What you are asked to do: Leave out every picture, then transcribe the rest of the listing exactly.

Extracted information:

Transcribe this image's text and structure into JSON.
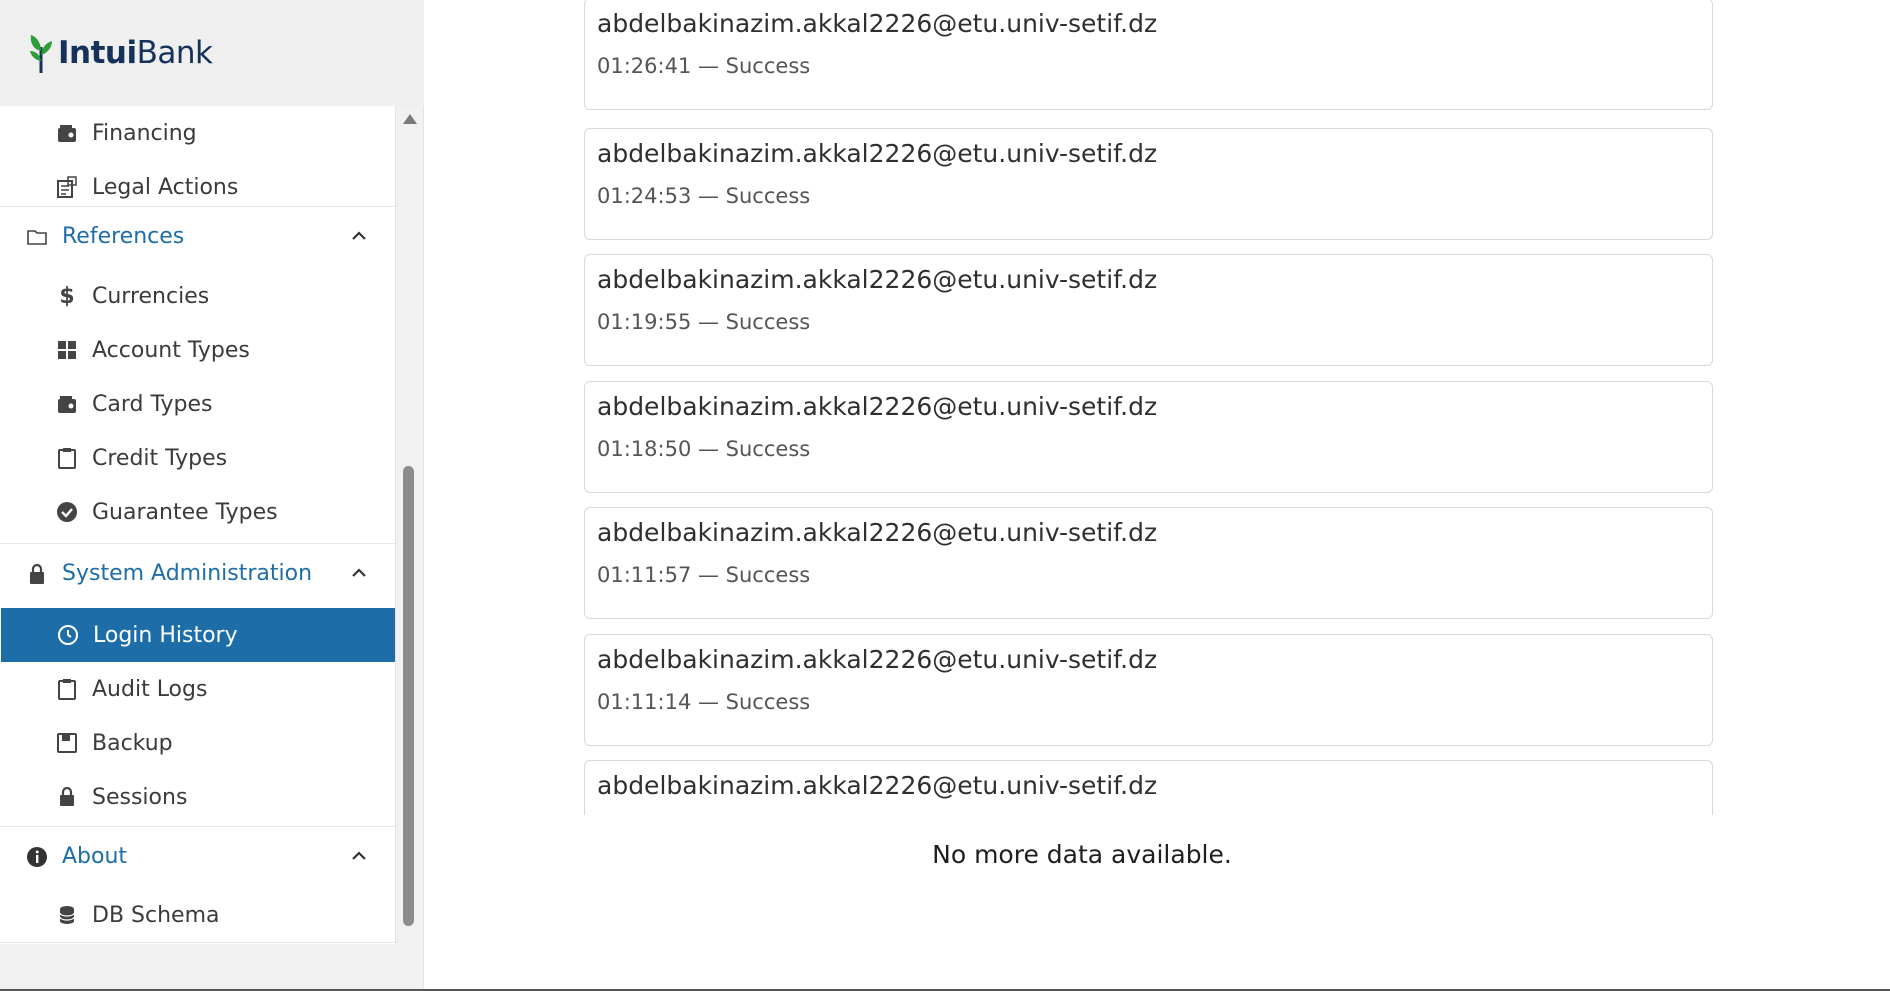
{
  "brand": {
    "name_bold": "Intui",
    "name_rest": "Bank"
  },
  "sidebar": {
    "items_top": [
      {
        "label": "Financing",
        "icon": "wallet-icon"
      },
      {
        "label": "Legal Actions",
        "icon": "document-icon"
      }
    ],
    "references": {
      "label": "References",
      "icon": "folder-icon",
      "items": [
        {
          "label": "Currencies",
          "icon": "dollar-icon"
        },
        {
          "label": "Account Types",
          "icon": "grid-icon"
        },
        {
          "label": "Card Types",
          "icon": "wallet-icon"
        },
        {
          "label": "Credit Types",
          "icon": "clipboard-icon"
        },
        {
          "label": "Guarantee Types",
          "icon": "check-circle-icon"
        }
      ]
    },
    "system_admin": {
      "label": "System Administration",
      "icon": "lock-icon",
      "items": [
        {
          "label": "Login History",
          "icon": "clock-icon",
          "active": true
        },
        {
          "label": "Audit Logs",
          "icon": "clipboard-icon"
        },
        {
          "label": "Backup",
          "icon": "save-icon"
        },
        {
          "label": "Sessions",
          "icon": "lock-icon"
        }
      ]
    },
    "about": {
      "label": "About",
      "icon": "info-icon",
      "items": [
        {
          "label": "DB Schema",
          "icon": "database-icon"
        }
      ]
    }
  },
  "login_history": [
    {
      "email": "abdelbakinazim.akkal2226@etu.univ-setif.dz",
      "meta": "01:26:41 — Success"
    },
    {
      "email": "abdelbakinazim.akkal2226@etu.univ-setif.dz",
      "meta": "01:24:53 — Success"
    },
    {
      "email": "abdelbakinazim.akkal2226@etu.univ-setif.dz",
      "meta": "01:19:55 — Success"
    },
    {
      "email": "abdelbakinazim.akkal2226@etu.univ-setif.dz",
      "meta": "01:18:50 — Success"
    },
    {
      "email": "abdelbakinazim.akkal2226@etu.univ-setif.dz",
      "meta": "01:11:57 — Success"
    },
    {
      "email": "abdelbakinazim.akkal2226@etu.univ-setif.dz",
      "meta": "01:11:14 — Success"
    },
    {
      "email": "abdelbakinazim.akkal2226@etu.univ-setif.dz",
      "meta": ""
    }
  ],
  "no_more_text": "No more data available.",
  "colors": {
    "accent": "#1d6ea8",
    "brand_dark": "#15325a",
    "brand_leaf": "#2e9e3a"
  }
}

Exercise answer:
Transcribe this image's text and structure into JSON.
{
  "brand": {
    "name_bold": "Intui",
    "name_rest": "Bank"
  },
  "sidebar": {
    "items_top": [
      {
        "label": "Financing",
        "icon": "wallet-icon"
      },
      {
        "label": "Legal Actions",
        "icon": "document-icon"
      }
    ],
    "references": {
      "label": "References",
      "icon": "folder-icon",
      "items": [
        {
          "label": "Currencies",
          "icon": "dollar-icon"
        },
        {
          "label": "Account Types",
          "icon": "grid-icon"
        },
        {
          "label": "Card Types",
          "icon": "wallet-icon"
        },
        {
          "label": "Credit Types",
          "icon": "clipboard-icon"
        },
        {
          "label": "Guarantee Types",
          "icon": "check-circle-icon"
        }
      ]
    },
    "system_admin": {
      "label": "System Administration",
      "icon": "lock-icon",
      "items": [
        {
          "label": "Login History",
          "icon": "clock-icon",
          "active": true
        },
        {
          "label": "Audit Logs",
          "icon": "clipboard-icon"
        },
        {
          "label": "Backup",
          "icon": "save-icon"
        },
        {
          "label": "Sessions",
          "icon": "lock-icon"
        }
      ]
    },
    "about": {
      "label": "About",
      "icon": "info-icon",
      "items": [
        {
          "label": "DB Schema",
          "icon": "database-icon"
        }
      ]
    }
  },
  "login_history": [
    {
      "email": "abdelbakinazim.akkal2226@etu.univ-setif.dz",
      "meta": "01:26:41 — Success"
    },
    {
      "email": "abdelbakinazim.akkal2226@etu.univ-setif.dz",
      "meta": "01:24:53 — Success"
    },
    {
      "email": "abdelbakinazim.akkal2226@etu.univ-setif.dz",
      "meta": "01:19:55 — Success"
    },
    {
      "email": "abdelbakinazim.akkal2226@etu.univ-setif.dz",
      "meta": "01:18:50 — Success"
    },
    {
      "email": "abdelbakinazim.akkal2226@etu.univ-setif.dz",
      "meta": "01:11:57 — Success"
    },
    {
      "email": "abdelbakinazim.akkal2226@etu.univ-setif.dz",
      "meta": "01:11:14 — Success"
    },
    {
      "email": "abdelbakinazim.akkal2226@etu.univ-setif.dz",
      "meta": ""
    }
  ],
  "no_more_text": "No more data available.",
  "colors": {
    "accent": "#1d6ea8",
    "brand_dark": "#15325a",
    "brand_leaf": "#2e9e3a"
  }
}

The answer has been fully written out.